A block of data
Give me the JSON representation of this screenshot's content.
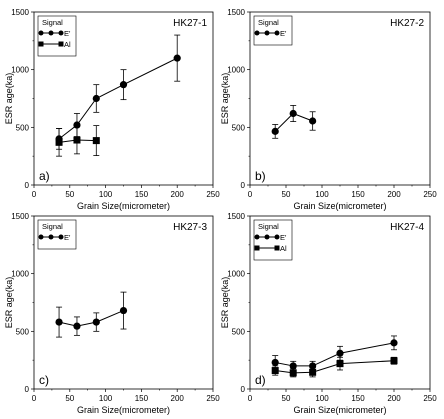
{
  "chart_data": [
    {
      "type": "scatter",
      "title": "HK27-1",
      "panel_label": "a)",
      "xlabel": "Grain Size(micrometer)",
      "ylabel": "ESR age(ka)",
      "xlim": [
        0,
        250
      ],
      "ylim": [
        0,
        1500
      ],
      "xticks": [
        "0",
        "50",
        "100",
        "150",
        "200",
        "250"
      ],
      "yticks": [
        "0",
        "500",
        "1000",
        "1500"
      ],
      "legend": {
        "title": "Signal",
        "position": "top-left"
      },
      "series": [
        {
          "name": "E'",
          "marker": "circle",
          "x": [
            35,
            60,
            87,
            125,
            200
          ],
          "y": [
            400,
            520,
            750,
            870,
            1100
          ],
          "err": [
            90,
            100,
            120,
            130,
            200
          ]
        },
        {
          "name": "Al",
          "marker": "square",
          "x": [
            35,
            60,
            87
          ],
          "y": [
            370,
            390,
            385
          ],
          "err": [
            120,
            120,
            130
          ]
        }
      ]
    },
    {
      "type": "scatter",
      "title": "HK27-2",
      "panel_label": "b)",
      "xlabel": "Grain Size(micrometer)",
      "ylabel": "ESR age(ka)",
      "xlim": [
        0,
        250
      ],
      "ylim": [
        0,
        1500
      ],
      "xticks": [
        "0",
        "50",
        "100",
        "150",
        "200",
        "250"
      ],
      "yticks": [
        "0",
        "500",
        "1000",
        "1500"
      ],
      "legend": {
        "title": "Signal",
        "position": "top-left"
      },
      "series": [
        {
          "name": "E'",
          "marker": "circle",
          "x": [
            35,
            60,
            87
          ],
          "y": [
            465,
            620,
            555
          ],
          "err": [
            60,
            70,
            80
          ]
        }
      ]
    },
    {
      "type": "scatter",
      "title": "HK27-3",
      "panel_label": "c)",
      "xlabel": "Grain Size(micrometer)",
      "ylabel": "ESR age(ka)",
      "xlim": [
        0,
        250
      ],
      "ylim": [
        0,
        1500
      ],
      "xticks": [
        "0",
        "50",
        "100",
        "150",
        "200",
        "250"
      ],
      "yticks": [
        "0",
        "500",
        "1000",
        "1500"
      ],
      "legend": {
        "title": "Signal",
        "position": "top-left"
      },
      "series": [
        {
          "name": "E'",
          "marker": "circle",
          "x": [
            35,
            60,
            87,
            125
          ],
          "y": [
            580,
            545,
            580,
            680
          ],
          "err": [
            130,
            80,
            80,
            160
          ]
        }
      ]
    },
    {
      "type": "scatter",
      "title": "HK27-4",
      "panel_label": "d)",
      "xlabel": "Grain Size(micrometer)",
      "ylabel": "ESR age(ka)",
      "xlim": [
        0,
        250
      ],
      "ylim": [
        0,
        1500
      ],
      "xticks": [
        "0",
        "50",
        "100",
        "150",
        "200",
        "250"
      ],
      "yticks": [
        "0",
        "500",
        "1000",
        "1500"
      ],
      "legend": {
        "title": "Signal",
        "position": "top-left"
      },
      "series": [
        {
          "name": "E'",
          "marker": "circle",
          "x": [
            35,
            60,
            87,
            125,
            200
          ],
          "y": [
            230,
            200,
            200,
            310,
            400
          ],
          "err": [
            60,
            40,
            40,
            60,
            60
          ]
        },
        {
          "name": "Al",
          "marker": "square",
          "x": [
            35,
            60,
            87,
            125,
            200
          ],
          "y": [
            160,
            140,
            145,
            220,
            245
          ],
          "err": [
            40,
            35,
            40,
            55,
            30
          ]
        }
      ]
    }
  ]
}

# YOUR INSTRUCTIONS
Any pictures should be dropped; transcribe the rest of the records above exactly.

# EXERCISE RESPONSE
Give me the JSON representation of this screenshot's content.
{
  "chart_data": [
    {
      "type": "scatter",
      "title": "HK27-1",
      "panel_label": "a)",
      "xlabel": "Grain Size(micrometer)",
      "ylabel": "ESR age(ka)",
      "xlim": [
        0,
        250
      ],
      "ylim": [
        0,
        1500
      ],
      "xticks": [
        "0",
        "50",
        "100",
        "150",
        "200",
        "250"
      ],
      "yticks": [
        "0",
        "500",
        "1000",
        "1500"
      ],
      "legend": {
        "title": "Signal",
        "position": "top-left"
      },
      "series": [
        {
          "name": "E'",
          "marker": "circle",
          "x": [
            35,
            60,
            87,
            125,
            200
          ],
          "y": [
            400,
            520,
            750,
            870,
            1100
          ],
          "err": [
            90,
            100,
            120,
            130,
            200
          ]
        },
        {
          "name": "Al",
          "marker": "square",
          "x": [
            35,
            60,
            87
          ],
          "y": [
            370,
            390,
            385
          ],
          "err": [
            120,
            120,
            130
          ]
        }
      ]
    },
    {
      "type": "scatter",
      "title": "HK27-2",
      "panel_label": "b)",
      "xlabel": "Grain Size(micrometer)",
      "ylabel": "ESR age(ka)",
      "xlim": [
        0,
        250
      ],
      "ylim": [
        0,
        1500
      ],
      "xticks": [
        "0",
        "50",
        "100",
        "150",
        "200",
        "250"
      ],
      "yticks": [
        "0",
        "500",
        "1000",
        "1500"
      ],
      "legend": {
        "title": "Signal",
        "position": "top-left"
      },
      "series": [
        {
          "name": "E'",
          "marker": "circle",
          "x": [
            35,
            60,
            87
          ],
          "y": [
            465,
            620,
            555
          ],
          "err": [
            60,
            70,
            80
          ]
        }
      ]
    },
    {
      "type": "scatter",
      "title": "HK27-3",
      "panel_label": "c)",
      "xlabel": "Grain Size(micrometer)",
      "ylabel": "ESR age(ka)",
      "xlim": [
        0,
        250
      ],
      "ylim": [
        0,
        1500
      ],
      "xticks": [
        "0",
        "50",
        "100",
        "150",
        "200",
        "250"
      ],
      "yticks": [
        "0",
        "500",
        "1000",
        "1500"
      ],
      "legend": {
        "title": "Signal",
        "position": "top-left"
      },
      "series": [
        {
          "name": "E'",
          "marker": "circle",
          "x": [
            35,
            60,
            87,
            125
          ],
          "y": [
            580,
            545,
            580,
            680
          ],
          "err": [
            130,
            80,
            80,
            160
          ]
        }
      ]
    },
    {
      "type": "scatter",
      "title": "HK27-4",
      "panel_label": "d)",
      "xlabel": "Grain Size(micrometer)",
      "ylabel": "ESR age(ka)",
      "xlim": [
        0,
        250
      ],
      "ylim": [
        0,
        1500
      ],
      "xticks": [
        "0",
        "50",
        "100",
        "150",
        "200",
        "250"
      ],
      "yticks": [
        "0",
        "500",
        "1000",
        "1500"
      ],
      "legend": {
        "title": "Signal",
        "position": "top-left"
      },
      "series": [
        {
          "name": "E'",
          "marker": "circle",
          "x": [
            35,
            60,
            87,
            125,
            200
          ],
          "y": [
            230,
            200,
            200,
            310,
            400
          ],
          "err": [
            60,
            40,
            40,
            60,
            60
          ]
        },
        {
          "name": "Al",
          "marker": "square",
          "x": [
            35,
            60,
            87,
            125,
            200
          ],
          "y": [
            160,
            140,
            145,
            220,
            245
          ],
          "err": [
            40,
            35,
            40,
            55,
            30
          ]
        }
      ]
    }
  ]
}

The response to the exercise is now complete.